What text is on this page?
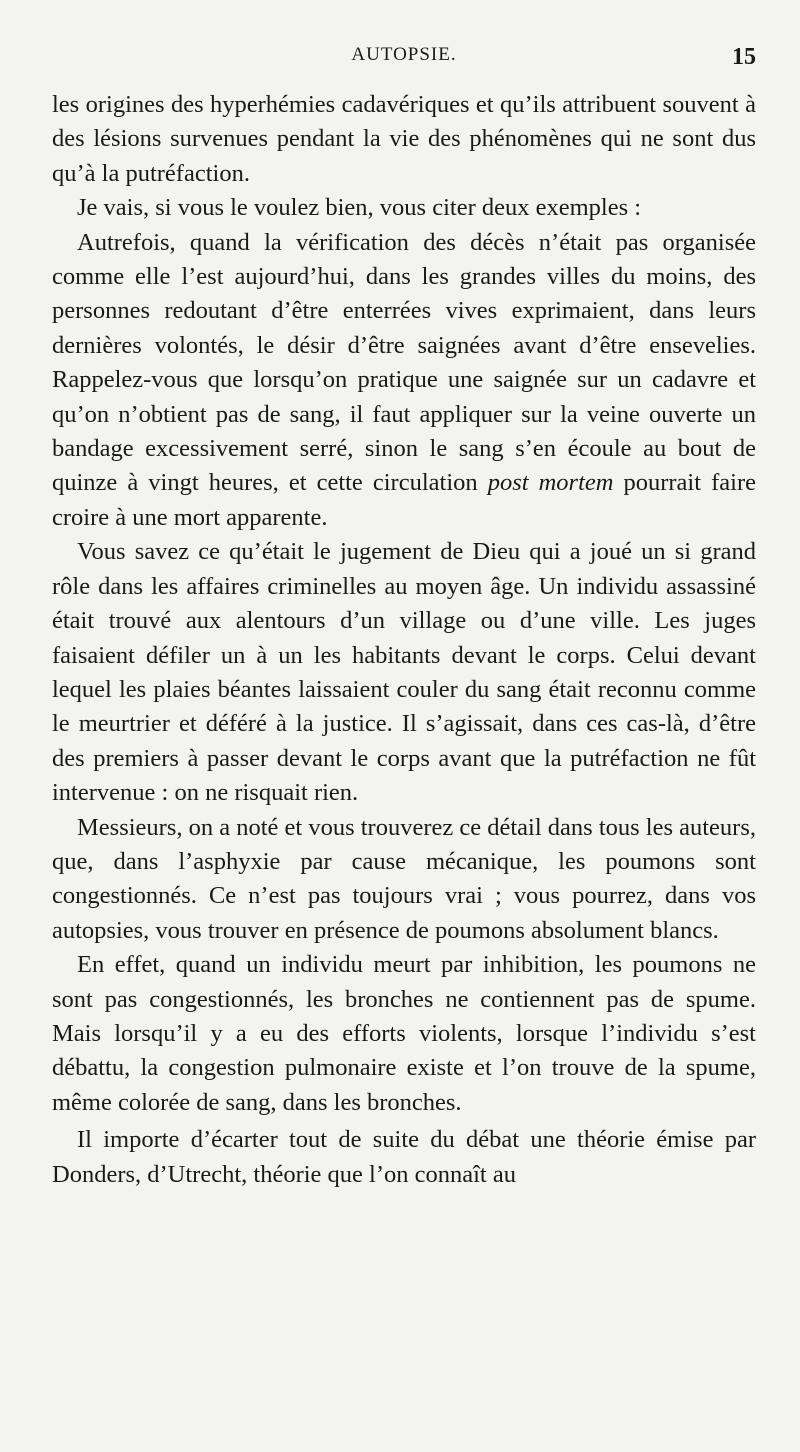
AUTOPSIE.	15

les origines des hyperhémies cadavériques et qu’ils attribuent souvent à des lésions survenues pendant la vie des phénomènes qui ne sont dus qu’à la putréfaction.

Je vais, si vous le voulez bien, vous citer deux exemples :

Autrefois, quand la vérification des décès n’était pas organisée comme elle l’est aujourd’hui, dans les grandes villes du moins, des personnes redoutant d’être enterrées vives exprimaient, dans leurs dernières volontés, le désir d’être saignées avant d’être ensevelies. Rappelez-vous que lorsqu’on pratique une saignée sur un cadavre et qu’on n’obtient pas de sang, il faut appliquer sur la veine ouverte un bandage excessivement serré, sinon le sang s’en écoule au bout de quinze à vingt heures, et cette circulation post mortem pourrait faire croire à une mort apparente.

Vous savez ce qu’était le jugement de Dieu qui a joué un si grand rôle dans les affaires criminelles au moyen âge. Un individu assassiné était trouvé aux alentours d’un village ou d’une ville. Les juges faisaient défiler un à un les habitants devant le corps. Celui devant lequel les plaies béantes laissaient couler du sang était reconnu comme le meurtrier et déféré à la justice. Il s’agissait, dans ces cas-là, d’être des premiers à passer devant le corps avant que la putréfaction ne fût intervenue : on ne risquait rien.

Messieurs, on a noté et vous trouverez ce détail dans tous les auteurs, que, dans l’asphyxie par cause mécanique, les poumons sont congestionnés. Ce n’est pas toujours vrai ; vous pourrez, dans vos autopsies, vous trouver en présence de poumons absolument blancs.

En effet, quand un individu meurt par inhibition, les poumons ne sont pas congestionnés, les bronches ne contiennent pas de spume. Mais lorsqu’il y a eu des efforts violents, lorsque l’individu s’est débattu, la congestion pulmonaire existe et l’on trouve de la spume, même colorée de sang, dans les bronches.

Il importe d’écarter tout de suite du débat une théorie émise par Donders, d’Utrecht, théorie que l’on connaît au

--

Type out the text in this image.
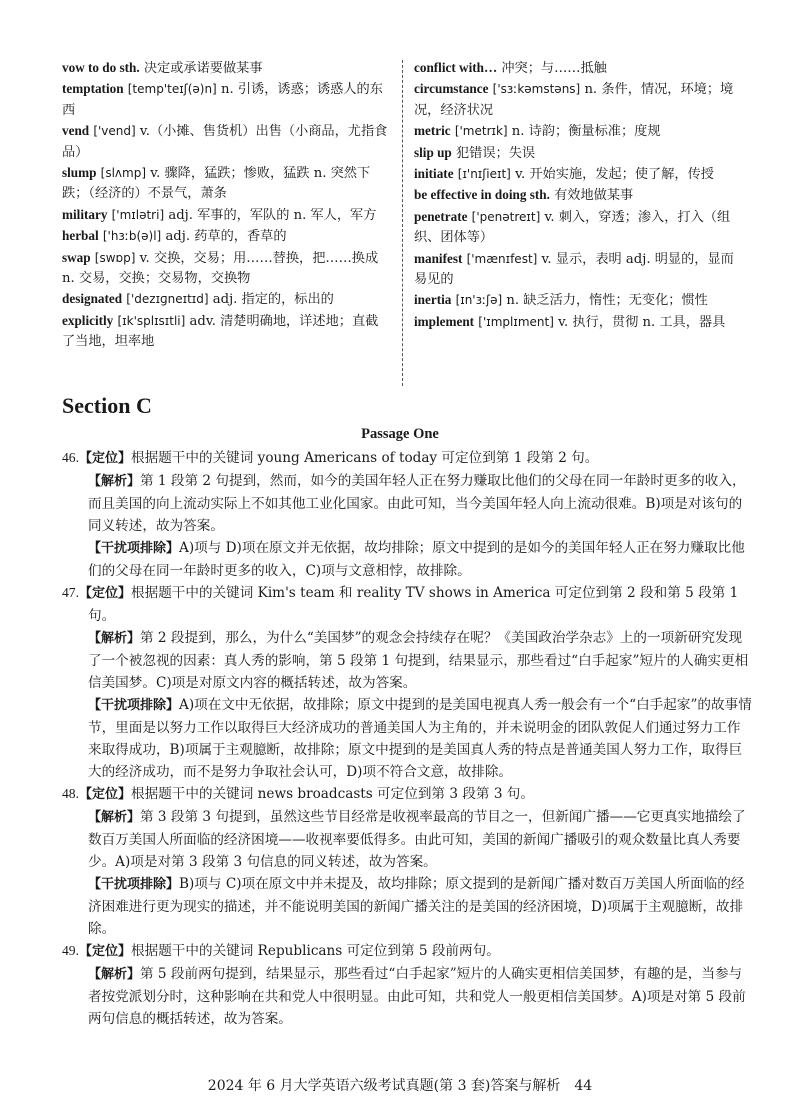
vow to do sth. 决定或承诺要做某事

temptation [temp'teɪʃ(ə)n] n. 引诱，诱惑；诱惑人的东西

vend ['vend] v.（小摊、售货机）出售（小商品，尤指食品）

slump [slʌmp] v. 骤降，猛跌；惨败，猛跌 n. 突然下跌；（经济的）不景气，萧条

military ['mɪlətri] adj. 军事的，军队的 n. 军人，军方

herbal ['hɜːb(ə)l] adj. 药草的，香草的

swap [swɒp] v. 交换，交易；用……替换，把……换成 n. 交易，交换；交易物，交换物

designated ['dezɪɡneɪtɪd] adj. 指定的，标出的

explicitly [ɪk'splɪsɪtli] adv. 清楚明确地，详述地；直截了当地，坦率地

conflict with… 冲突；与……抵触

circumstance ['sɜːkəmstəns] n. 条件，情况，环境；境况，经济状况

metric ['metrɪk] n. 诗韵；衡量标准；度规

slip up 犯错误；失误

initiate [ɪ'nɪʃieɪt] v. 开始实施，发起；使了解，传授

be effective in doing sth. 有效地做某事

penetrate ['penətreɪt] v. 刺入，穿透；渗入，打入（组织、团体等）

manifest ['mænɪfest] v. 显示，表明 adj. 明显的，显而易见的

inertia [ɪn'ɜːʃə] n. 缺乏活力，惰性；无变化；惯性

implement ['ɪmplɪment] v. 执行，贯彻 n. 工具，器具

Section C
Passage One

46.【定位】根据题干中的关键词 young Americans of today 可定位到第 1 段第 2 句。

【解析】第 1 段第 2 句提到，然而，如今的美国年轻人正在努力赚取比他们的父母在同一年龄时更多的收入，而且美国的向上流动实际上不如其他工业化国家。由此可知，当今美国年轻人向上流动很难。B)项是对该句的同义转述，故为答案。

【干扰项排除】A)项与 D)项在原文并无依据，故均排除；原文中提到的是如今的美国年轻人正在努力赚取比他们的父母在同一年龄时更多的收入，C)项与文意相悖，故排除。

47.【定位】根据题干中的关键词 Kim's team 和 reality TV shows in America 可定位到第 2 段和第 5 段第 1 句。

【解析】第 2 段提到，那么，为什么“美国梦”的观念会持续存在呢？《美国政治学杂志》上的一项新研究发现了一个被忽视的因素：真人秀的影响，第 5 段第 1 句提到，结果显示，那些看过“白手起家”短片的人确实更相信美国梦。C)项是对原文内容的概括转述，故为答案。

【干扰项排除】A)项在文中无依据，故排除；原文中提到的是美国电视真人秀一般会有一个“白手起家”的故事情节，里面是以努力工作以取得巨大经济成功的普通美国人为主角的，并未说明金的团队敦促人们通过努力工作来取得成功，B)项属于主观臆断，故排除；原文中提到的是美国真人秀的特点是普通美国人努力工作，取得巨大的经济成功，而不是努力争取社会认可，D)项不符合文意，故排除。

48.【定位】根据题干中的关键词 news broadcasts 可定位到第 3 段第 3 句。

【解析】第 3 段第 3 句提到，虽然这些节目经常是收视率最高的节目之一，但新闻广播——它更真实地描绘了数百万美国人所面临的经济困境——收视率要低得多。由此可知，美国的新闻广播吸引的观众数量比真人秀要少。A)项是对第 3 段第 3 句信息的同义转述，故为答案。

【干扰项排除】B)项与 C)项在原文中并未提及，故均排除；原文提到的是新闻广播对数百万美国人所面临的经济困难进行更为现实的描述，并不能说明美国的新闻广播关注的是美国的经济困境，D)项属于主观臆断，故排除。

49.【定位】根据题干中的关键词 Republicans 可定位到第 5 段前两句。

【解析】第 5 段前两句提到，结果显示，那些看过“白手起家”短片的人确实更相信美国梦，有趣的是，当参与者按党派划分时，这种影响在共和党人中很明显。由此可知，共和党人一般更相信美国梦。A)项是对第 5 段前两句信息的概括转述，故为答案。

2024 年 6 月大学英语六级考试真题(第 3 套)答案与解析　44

*Set exercise*: Each line in the listing above that contains "根据题干中的关键词" should be copied.

*Exercise output*:
46.【定位】根据题干中的关键词 young Americans of today 可定位到第 1 段第 2 句。
47.【定位】根据题干中的关键词 Kim's team 和 reality TV shows in America 可定位到第 2 段和第 5 段第 1 句。
48.【定位】根据题干中的关键词 news broadcasts 可定位到第 3 段第 3 句。
49.【定位】根据题干中的关键词 Republicans 可定位到第 5 段前两句。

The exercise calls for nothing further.